(Box annotation data)
........
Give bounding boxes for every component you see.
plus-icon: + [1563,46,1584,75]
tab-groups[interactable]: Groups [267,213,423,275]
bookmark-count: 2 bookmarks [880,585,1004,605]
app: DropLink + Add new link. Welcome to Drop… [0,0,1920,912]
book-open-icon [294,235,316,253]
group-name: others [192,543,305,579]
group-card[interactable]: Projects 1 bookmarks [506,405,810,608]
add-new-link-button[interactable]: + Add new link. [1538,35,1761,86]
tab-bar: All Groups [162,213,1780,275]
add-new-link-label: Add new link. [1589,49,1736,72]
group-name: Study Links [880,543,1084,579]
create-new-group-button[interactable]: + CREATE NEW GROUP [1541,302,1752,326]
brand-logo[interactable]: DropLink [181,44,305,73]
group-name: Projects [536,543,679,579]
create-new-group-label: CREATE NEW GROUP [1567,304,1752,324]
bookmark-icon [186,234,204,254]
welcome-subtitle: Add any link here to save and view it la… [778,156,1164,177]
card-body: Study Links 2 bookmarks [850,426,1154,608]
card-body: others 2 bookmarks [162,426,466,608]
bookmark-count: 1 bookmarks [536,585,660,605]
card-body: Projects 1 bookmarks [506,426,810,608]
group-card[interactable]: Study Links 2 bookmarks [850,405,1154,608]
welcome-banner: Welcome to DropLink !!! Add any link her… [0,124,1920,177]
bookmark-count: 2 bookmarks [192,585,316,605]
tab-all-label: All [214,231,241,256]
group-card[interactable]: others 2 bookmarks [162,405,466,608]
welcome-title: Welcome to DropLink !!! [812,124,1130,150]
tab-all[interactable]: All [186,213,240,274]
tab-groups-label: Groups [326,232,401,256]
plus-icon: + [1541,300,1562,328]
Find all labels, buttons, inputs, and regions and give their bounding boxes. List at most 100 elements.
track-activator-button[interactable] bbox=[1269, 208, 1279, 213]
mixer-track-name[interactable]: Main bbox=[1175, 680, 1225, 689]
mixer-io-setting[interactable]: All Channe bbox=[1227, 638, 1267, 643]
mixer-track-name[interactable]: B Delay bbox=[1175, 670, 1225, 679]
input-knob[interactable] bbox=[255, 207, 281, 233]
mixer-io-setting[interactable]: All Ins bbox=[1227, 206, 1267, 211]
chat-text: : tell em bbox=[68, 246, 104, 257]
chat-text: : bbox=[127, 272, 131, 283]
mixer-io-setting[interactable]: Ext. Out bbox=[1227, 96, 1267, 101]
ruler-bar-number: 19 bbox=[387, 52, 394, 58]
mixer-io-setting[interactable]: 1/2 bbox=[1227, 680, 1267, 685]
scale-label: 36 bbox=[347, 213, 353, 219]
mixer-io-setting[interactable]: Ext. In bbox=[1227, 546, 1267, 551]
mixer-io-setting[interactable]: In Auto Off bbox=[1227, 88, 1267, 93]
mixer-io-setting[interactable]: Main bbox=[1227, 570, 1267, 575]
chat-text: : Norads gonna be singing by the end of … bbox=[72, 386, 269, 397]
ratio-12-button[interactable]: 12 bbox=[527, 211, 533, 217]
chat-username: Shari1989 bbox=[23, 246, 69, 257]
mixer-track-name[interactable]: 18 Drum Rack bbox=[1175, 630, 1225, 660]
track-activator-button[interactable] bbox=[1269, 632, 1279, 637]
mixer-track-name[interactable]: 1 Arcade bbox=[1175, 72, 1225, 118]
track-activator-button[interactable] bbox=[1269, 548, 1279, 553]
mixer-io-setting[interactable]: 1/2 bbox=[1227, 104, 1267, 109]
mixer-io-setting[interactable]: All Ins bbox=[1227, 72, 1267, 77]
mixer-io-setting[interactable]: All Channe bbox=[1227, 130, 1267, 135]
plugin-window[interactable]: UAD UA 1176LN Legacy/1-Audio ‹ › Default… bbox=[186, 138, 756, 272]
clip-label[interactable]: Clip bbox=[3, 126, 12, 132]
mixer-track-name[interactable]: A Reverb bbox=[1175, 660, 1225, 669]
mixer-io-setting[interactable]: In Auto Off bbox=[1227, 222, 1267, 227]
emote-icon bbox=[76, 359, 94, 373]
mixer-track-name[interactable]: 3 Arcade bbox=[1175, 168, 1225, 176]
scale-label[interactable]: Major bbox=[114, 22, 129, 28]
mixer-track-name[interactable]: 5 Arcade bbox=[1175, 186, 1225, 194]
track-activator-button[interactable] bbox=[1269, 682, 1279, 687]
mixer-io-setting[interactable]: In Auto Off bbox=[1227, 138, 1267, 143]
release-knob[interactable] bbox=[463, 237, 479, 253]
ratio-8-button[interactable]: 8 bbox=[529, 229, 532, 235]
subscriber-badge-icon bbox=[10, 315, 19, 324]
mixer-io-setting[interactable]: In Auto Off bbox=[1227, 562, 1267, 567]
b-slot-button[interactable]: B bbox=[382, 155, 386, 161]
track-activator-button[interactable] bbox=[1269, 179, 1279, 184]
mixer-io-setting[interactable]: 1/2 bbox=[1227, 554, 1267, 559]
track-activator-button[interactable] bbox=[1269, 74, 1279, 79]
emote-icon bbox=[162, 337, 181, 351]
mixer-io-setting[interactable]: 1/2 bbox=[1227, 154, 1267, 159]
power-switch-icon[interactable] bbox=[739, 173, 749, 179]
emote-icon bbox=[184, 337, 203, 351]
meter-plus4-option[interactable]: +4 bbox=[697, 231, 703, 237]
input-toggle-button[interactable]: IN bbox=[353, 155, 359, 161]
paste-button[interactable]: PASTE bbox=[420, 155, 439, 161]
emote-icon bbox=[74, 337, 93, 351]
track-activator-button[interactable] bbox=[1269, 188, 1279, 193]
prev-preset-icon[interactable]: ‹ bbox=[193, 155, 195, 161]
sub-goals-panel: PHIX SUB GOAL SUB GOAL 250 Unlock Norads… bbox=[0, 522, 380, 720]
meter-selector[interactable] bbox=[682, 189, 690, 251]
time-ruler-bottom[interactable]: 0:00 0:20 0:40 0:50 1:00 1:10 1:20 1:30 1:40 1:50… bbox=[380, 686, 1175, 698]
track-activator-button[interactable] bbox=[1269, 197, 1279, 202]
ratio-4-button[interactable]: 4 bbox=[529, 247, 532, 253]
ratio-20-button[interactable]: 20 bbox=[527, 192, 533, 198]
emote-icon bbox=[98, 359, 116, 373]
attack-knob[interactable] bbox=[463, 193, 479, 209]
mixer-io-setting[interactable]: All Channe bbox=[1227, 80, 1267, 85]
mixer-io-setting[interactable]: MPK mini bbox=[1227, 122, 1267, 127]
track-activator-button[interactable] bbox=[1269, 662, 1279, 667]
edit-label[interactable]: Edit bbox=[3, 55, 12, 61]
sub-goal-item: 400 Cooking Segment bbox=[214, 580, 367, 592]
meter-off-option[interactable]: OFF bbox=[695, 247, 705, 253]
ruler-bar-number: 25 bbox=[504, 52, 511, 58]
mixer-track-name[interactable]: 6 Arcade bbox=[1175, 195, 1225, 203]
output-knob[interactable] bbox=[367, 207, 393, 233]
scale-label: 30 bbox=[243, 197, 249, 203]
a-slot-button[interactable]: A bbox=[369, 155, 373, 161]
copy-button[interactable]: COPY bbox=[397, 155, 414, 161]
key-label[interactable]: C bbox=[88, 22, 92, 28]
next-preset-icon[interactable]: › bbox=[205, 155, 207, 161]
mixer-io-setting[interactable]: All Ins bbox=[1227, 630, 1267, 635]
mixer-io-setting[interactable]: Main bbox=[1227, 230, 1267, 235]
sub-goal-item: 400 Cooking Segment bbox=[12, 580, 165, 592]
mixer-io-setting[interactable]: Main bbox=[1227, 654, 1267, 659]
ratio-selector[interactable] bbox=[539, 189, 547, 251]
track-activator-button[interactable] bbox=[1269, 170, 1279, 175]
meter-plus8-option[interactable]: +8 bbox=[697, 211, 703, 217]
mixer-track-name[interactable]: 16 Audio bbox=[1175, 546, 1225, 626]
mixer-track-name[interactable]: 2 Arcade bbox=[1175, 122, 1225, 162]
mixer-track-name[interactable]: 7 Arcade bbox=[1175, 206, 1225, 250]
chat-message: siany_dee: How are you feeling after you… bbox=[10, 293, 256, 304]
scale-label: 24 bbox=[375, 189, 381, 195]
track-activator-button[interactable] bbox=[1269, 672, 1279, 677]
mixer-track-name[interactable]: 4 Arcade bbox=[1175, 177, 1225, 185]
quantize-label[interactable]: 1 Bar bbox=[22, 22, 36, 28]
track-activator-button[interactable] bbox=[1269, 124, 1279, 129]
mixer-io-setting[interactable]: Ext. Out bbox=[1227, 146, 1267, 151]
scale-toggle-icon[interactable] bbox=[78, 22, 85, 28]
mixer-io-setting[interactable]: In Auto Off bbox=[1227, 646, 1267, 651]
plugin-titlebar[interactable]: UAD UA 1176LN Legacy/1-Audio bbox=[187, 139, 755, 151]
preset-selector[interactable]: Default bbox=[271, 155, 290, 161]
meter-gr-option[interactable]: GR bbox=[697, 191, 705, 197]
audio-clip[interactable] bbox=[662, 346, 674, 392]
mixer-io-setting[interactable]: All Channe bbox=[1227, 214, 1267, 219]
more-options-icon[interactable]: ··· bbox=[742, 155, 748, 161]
........
Prompt
Can you copy out, unchanged, every line of the material from its very first line down to the line containing "book-open-icon [294,235,316,253]", with both ends included?

Solution for this exercise
Give bounding boxes for every component you see.
plus-icon: + [1563,46,1584,75]
tab-groups[interactable]: Groups [267,213,423,275]
bookmark-count: 2 bookmarks [880,585,1004,605]
app: DropLink + Add new link. Welcome to Drop… [0,0,1920,912]
book-open-icon [294,235,316,253]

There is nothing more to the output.